Return each line that holds the word "your".
★ ★ ★ ★ ★
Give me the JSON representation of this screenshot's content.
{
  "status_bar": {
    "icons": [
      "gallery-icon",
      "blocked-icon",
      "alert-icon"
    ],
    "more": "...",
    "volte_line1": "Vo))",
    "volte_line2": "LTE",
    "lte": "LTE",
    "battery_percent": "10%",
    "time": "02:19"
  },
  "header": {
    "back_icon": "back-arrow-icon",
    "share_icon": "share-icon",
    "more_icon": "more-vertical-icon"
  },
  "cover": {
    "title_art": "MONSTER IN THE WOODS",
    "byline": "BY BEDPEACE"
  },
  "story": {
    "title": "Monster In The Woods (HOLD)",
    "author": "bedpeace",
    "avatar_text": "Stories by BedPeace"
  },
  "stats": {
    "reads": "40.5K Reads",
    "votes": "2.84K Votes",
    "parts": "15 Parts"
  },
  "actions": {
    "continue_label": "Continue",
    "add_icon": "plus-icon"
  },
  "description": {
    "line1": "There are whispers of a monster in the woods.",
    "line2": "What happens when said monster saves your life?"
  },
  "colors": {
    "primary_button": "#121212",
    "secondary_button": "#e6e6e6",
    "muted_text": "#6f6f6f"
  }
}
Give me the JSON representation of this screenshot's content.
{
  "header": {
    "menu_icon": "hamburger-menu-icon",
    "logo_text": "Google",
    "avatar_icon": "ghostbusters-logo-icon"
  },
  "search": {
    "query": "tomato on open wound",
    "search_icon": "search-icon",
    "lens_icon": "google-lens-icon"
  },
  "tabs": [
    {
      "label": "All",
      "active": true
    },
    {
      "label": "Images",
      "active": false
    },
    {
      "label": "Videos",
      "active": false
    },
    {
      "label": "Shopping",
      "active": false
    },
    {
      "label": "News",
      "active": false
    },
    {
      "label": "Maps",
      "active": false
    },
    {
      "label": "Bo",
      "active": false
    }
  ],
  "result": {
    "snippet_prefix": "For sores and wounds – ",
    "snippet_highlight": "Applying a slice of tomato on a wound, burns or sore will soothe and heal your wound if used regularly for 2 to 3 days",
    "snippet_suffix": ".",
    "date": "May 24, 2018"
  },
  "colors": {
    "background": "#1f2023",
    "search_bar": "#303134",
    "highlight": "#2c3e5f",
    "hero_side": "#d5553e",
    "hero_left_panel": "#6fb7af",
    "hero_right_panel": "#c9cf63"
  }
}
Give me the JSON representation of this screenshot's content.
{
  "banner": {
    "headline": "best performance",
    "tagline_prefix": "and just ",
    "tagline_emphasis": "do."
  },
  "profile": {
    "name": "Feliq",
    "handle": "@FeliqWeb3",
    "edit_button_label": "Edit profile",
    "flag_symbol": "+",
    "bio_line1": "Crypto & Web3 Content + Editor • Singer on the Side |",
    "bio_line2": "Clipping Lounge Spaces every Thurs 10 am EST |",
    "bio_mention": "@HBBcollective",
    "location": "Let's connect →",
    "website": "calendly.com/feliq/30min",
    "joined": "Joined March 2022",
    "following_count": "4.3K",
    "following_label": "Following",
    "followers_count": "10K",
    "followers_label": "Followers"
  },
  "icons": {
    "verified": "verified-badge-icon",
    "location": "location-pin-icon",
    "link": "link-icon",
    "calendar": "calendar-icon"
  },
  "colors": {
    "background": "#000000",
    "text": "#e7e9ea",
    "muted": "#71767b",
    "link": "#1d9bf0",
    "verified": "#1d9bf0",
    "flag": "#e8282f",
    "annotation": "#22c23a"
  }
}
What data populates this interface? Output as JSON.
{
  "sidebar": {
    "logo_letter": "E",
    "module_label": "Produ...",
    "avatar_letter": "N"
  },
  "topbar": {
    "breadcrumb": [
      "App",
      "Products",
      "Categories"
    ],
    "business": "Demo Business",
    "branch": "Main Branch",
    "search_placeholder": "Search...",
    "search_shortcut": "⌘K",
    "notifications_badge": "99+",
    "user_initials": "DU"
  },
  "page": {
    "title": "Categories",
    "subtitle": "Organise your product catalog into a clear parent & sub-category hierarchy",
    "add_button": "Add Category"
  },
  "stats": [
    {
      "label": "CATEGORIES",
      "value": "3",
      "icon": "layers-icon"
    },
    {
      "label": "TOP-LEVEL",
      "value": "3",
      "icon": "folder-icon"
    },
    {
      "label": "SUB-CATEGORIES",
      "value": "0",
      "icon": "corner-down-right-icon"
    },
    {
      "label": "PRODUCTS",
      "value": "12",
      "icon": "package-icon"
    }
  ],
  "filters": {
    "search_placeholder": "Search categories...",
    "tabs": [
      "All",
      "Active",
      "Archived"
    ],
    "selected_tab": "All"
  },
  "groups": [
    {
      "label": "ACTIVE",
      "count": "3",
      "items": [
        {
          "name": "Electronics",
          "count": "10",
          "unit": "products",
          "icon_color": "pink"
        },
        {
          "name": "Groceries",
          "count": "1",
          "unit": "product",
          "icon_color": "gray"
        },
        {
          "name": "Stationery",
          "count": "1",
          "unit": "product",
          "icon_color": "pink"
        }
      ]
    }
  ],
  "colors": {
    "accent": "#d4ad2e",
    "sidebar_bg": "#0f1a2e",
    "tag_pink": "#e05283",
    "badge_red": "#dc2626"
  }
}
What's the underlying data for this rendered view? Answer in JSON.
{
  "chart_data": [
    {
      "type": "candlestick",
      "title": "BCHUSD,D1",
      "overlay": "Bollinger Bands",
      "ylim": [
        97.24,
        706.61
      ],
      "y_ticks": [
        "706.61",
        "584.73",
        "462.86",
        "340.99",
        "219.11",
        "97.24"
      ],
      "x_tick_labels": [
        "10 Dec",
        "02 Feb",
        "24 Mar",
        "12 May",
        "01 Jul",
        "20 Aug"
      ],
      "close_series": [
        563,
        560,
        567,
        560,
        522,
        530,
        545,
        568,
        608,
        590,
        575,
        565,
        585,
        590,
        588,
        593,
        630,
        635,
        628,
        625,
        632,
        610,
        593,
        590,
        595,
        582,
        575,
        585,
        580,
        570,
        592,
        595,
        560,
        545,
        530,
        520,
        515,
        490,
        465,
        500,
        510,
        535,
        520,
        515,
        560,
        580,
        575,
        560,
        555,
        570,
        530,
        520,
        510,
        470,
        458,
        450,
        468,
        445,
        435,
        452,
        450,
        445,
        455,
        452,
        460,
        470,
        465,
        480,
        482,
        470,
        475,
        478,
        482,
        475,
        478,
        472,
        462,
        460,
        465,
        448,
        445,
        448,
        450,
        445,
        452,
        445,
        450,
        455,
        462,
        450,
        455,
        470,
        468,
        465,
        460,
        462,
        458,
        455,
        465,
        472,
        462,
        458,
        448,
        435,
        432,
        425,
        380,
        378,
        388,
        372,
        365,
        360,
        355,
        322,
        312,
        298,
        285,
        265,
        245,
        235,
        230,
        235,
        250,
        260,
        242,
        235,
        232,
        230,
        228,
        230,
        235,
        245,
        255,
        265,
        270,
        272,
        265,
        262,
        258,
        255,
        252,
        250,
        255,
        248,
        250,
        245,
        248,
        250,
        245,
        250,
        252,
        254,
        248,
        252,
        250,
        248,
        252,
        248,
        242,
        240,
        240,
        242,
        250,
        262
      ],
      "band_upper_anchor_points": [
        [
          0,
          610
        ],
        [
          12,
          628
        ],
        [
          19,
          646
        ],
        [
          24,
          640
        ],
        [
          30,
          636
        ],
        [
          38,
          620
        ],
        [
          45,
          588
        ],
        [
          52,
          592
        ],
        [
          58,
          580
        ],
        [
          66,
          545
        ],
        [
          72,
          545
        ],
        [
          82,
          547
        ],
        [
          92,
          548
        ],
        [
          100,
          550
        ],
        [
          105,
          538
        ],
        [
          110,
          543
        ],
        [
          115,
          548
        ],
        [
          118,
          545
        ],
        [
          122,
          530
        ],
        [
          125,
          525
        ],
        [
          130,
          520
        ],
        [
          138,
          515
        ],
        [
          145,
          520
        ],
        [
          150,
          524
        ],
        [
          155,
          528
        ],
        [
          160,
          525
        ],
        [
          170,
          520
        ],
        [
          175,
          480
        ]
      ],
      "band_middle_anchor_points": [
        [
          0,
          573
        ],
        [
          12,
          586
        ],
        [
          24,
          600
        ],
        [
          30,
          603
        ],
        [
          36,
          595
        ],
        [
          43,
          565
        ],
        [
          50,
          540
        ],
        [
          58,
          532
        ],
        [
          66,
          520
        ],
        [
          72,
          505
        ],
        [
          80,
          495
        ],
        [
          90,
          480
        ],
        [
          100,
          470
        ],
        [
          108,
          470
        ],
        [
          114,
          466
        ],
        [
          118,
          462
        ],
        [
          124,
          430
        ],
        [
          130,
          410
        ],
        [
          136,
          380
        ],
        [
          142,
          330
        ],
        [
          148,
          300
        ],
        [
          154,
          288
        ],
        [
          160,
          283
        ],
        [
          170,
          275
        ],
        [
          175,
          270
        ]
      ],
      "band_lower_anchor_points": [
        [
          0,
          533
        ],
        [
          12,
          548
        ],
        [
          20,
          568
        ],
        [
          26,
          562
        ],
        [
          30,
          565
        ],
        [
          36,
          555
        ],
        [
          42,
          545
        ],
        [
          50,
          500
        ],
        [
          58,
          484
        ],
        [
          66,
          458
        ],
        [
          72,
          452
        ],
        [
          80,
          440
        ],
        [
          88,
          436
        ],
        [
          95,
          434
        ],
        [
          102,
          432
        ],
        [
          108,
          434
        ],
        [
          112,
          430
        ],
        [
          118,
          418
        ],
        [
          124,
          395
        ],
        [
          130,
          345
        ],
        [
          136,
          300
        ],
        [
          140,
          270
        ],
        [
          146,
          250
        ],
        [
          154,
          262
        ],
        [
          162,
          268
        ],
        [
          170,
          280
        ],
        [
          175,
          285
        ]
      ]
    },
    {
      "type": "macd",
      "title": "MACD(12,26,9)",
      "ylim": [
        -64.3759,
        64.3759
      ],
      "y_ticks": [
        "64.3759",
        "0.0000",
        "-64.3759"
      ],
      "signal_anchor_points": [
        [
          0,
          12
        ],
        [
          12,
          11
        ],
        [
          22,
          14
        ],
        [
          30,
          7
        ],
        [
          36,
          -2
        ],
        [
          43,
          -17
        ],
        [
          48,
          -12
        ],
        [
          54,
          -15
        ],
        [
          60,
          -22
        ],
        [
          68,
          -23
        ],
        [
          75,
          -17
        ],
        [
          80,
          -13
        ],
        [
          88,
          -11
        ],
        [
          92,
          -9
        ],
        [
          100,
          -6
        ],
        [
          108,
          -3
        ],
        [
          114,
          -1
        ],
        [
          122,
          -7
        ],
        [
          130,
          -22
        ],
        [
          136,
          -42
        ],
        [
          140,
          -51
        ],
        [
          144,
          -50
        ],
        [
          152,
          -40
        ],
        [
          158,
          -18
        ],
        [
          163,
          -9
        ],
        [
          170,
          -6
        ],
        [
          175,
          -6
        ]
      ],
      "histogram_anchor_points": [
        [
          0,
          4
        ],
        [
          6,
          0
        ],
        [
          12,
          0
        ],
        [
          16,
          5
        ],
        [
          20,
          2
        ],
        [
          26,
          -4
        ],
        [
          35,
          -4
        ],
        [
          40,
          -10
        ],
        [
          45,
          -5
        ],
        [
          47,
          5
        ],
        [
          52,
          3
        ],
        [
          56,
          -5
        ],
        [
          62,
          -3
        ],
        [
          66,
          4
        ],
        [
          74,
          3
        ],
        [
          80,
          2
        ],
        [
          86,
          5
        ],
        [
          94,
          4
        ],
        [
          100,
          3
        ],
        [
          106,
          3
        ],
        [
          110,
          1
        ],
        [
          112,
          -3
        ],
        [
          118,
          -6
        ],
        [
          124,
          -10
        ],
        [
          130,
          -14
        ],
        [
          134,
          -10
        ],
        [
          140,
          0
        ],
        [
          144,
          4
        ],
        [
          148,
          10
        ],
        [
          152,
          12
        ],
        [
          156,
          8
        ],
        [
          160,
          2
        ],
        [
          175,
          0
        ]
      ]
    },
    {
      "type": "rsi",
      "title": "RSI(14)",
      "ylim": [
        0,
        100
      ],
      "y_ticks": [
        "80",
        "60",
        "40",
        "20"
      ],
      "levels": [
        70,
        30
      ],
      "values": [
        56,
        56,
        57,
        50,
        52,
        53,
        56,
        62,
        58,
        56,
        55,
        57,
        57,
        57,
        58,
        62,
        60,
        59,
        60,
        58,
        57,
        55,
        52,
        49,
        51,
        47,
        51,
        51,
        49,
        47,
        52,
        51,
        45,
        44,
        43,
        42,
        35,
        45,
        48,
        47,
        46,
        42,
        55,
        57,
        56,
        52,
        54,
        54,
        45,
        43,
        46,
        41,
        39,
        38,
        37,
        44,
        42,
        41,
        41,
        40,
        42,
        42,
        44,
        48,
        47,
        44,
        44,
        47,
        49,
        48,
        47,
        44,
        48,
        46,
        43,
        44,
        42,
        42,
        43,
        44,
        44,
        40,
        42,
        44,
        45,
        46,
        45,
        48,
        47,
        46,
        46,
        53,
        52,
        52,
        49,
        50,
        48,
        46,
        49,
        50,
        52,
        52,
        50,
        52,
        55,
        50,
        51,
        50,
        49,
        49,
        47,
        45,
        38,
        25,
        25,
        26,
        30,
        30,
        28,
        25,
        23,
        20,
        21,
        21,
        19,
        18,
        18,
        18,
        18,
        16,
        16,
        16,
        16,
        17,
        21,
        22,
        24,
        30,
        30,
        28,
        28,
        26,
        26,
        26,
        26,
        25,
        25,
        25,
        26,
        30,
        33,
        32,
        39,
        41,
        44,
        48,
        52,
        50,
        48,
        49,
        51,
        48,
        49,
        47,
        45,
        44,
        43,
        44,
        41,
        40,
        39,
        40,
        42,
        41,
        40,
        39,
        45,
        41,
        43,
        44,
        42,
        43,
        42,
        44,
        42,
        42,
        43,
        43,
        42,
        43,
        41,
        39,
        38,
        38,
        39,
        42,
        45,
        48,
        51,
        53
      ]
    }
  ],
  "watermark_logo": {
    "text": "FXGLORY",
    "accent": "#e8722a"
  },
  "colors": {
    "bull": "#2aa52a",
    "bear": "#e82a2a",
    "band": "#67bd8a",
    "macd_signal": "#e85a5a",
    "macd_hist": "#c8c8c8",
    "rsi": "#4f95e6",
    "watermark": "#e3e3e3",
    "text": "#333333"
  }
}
★ ★ ★ ★ ★
### [TASK OUTPUT]
    "line2": "What happens when said monster saves your life?"
    "snippet_highlight": "Applying a slice of tomato on a wound, burns or sore will soothe and heal your wound if used regularly for 2 to 3 days",
    "subtitle": "Organise your product catalog into a clear parent & sub-category hierarchy",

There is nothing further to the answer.